Extend the R mailing-list reply about floating point precision, picking up right after its last line of code.

Begin TEXT

[R] problem with a function
Sarah Goslee
sarah.goslee at gmail.com
Fri May 28 19:58:40 CEST 2010
My initial guess appears to be right: you're working with something
exceedingly sensitive to floating point precision. You may have to
reconsider your methods.
Your problem is:
rho.f(rho = 0.3)
gives a different answer than
rho.f(seq(0, 1, by=.1)[4])
even though
all.equal(0.3, seq(0, 1, by=.1)[4]) == TRUE
The only thing rho.f does with rho is passes it to rdata1.mnorm
so the rest of the function is irrelevant for this question.
The only thing rdata1.mnorm does with rho is passes it to var.f
So we've already ruled out most of your code and narrowed the problem
down to one small section.
Take a look at this example and run it for yourself:
# starting parameters
m=30;n=10;mzero=5;mu0=0;mu1=2
mean1 <- c(rep(mu0, mzero), rep(mu1, m-mzero))

End TEXT
Begin GIVEN ENTRIES

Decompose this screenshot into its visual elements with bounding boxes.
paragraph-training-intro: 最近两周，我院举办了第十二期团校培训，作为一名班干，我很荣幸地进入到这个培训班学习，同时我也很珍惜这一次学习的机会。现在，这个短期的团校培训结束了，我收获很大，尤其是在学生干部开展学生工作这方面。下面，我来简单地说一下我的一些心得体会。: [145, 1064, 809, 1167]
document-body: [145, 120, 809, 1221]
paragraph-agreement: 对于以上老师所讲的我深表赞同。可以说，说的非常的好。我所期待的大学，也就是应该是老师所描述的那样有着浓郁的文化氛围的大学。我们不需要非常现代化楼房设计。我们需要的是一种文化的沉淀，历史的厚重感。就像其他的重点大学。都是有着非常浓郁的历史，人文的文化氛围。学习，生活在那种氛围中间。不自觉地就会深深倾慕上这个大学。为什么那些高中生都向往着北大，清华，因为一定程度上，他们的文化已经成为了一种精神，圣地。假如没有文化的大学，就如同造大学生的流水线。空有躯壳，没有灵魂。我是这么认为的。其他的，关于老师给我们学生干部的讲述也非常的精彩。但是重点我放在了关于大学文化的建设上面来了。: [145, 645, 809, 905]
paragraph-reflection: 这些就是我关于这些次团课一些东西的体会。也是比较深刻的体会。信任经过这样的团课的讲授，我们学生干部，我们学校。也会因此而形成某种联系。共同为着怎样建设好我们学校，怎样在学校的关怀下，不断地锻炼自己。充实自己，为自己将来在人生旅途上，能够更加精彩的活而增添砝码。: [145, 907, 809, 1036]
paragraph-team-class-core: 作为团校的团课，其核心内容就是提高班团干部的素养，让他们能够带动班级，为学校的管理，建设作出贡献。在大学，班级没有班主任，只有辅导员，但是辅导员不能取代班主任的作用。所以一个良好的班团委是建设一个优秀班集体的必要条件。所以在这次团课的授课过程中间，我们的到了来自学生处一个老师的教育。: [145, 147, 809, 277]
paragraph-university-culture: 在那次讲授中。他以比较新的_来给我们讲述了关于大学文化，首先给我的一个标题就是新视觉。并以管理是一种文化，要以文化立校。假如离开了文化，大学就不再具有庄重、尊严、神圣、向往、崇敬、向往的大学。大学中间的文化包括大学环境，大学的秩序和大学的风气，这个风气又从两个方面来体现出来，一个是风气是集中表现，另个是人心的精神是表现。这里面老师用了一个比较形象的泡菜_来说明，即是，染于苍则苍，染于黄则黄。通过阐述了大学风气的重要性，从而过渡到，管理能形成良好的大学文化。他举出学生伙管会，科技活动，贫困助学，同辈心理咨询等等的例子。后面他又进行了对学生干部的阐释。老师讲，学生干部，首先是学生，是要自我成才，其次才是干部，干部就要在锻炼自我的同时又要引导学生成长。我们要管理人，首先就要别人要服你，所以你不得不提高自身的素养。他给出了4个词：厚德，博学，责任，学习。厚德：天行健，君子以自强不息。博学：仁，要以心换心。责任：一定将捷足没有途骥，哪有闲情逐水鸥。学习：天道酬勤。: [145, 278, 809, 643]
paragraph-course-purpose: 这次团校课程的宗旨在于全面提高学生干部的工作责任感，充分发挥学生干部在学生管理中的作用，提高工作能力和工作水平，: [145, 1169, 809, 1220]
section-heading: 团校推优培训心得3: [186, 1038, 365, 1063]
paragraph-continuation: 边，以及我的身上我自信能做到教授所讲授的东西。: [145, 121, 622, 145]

End GIVEN ENTRIES

▶ **RESULT**
## make two different var.f() results
varf1 <- var.f(0.3, m, rep(1, m))
varf2 <- var.f(seq(0, 1, by=0.1)[4], m, rep(1, m))
## compare them
all.equal(varf1, varf2)
all(varf1 == varf2)
## here's where the problem is
## The function you're calling is extremely sensitive, and 0.3
## cannot be represented exactly.
set.seed(103)
mvrnorm(n, mean1, varf1)
set.seed(103)
mvrnorm(n, mean1, varf2)
## Here's a check on that idea:
set.seed(103)
mvrnorm(n, mean1, round(varf1, 1))
set.seed(103)
mvrnorm(n, mean1, round(varf2, 1))
#### and compare to this
## make two different var.f() results
varf1 <- var.f(0.2, m, rep(1, m))
varf2 <- var.f(seq(0, 1, by=0.1)[3], m, rep(1, m))
## compare them
all.equal(varf1, varf2)
all(varf1 == varf2)
## Look: 0.2 can be represented exactly.
set.seed(103)
mvrnorm(n, mean1, varf1)
set.seed(103)
mvrnorm(n, mean1, varf2)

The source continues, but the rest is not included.